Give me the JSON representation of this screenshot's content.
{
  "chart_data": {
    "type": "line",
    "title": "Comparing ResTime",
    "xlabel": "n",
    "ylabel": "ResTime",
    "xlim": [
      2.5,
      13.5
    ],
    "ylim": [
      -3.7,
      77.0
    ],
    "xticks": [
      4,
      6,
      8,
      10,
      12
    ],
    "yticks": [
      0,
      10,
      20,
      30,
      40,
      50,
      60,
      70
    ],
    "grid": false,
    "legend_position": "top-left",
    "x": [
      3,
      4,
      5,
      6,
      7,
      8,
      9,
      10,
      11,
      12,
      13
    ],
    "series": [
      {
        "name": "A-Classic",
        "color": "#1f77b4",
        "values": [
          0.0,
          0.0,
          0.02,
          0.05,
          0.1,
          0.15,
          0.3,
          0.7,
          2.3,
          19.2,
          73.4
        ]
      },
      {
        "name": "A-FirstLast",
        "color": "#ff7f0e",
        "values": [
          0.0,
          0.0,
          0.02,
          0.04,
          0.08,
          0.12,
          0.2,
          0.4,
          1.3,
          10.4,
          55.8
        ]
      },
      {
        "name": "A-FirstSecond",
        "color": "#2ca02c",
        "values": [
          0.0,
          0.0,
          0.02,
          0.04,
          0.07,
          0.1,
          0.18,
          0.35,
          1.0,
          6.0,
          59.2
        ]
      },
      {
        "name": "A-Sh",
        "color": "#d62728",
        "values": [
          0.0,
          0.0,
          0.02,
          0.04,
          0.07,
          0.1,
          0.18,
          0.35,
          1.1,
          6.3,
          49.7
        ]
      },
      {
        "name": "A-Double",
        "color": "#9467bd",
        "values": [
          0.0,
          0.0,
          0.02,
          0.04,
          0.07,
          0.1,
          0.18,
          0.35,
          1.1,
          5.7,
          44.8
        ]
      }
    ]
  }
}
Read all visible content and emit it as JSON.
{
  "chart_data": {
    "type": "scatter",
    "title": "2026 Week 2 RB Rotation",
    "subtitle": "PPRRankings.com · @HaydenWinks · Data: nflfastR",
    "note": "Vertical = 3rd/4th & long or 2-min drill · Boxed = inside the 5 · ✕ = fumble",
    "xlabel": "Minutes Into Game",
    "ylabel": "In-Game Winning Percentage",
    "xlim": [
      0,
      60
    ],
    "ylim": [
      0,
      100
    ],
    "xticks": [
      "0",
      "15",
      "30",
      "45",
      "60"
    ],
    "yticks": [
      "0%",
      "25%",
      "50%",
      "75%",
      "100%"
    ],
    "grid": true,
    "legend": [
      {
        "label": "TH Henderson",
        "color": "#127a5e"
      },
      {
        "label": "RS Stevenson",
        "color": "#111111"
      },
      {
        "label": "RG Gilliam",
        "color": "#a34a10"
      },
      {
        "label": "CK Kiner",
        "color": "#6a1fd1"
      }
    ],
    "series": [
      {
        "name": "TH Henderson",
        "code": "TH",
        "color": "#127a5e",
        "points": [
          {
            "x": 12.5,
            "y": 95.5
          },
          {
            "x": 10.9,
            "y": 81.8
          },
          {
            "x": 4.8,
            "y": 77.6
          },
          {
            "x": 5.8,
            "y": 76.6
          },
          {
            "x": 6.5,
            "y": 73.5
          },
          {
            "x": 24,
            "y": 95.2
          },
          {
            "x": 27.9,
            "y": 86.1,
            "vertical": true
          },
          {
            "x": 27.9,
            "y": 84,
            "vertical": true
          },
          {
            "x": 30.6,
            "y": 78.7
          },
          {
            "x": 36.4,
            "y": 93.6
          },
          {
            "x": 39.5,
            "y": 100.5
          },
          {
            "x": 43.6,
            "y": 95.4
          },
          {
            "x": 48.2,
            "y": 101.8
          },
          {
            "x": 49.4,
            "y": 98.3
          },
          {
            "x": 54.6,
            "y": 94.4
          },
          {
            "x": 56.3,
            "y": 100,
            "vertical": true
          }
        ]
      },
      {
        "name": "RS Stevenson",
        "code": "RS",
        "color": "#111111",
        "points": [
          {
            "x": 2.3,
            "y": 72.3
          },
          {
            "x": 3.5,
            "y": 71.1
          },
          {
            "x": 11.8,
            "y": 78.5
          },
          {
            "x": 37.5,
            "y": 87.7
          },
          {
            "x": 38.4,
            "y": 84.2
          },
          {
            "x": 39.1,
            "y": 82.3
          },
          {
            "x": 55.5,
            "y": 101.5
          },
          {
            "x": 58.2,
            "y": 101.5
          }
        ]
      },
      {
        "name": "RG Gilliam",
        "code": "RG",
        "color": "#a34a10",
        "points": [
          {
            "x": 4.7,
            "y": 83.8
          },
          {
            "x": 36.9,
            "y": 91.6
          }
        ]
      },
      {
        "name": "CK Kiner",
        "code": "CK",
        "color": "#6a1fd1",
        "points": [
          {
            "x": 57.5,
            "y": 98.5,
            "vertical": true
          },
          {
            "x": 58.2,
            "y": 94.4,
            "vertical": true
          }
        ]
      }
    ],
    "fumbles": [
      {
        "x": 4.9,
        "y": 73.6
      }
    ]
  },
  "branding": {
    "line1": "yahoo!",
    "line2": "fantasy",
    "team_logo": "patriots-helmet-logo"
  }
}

→ Task to carry out:
Scan the material above for the string "content" and report each line where you find it.

→ Expected answer:
Give me the JSON representation of this screenshot's content.
Read all visible content and emit it as JSON.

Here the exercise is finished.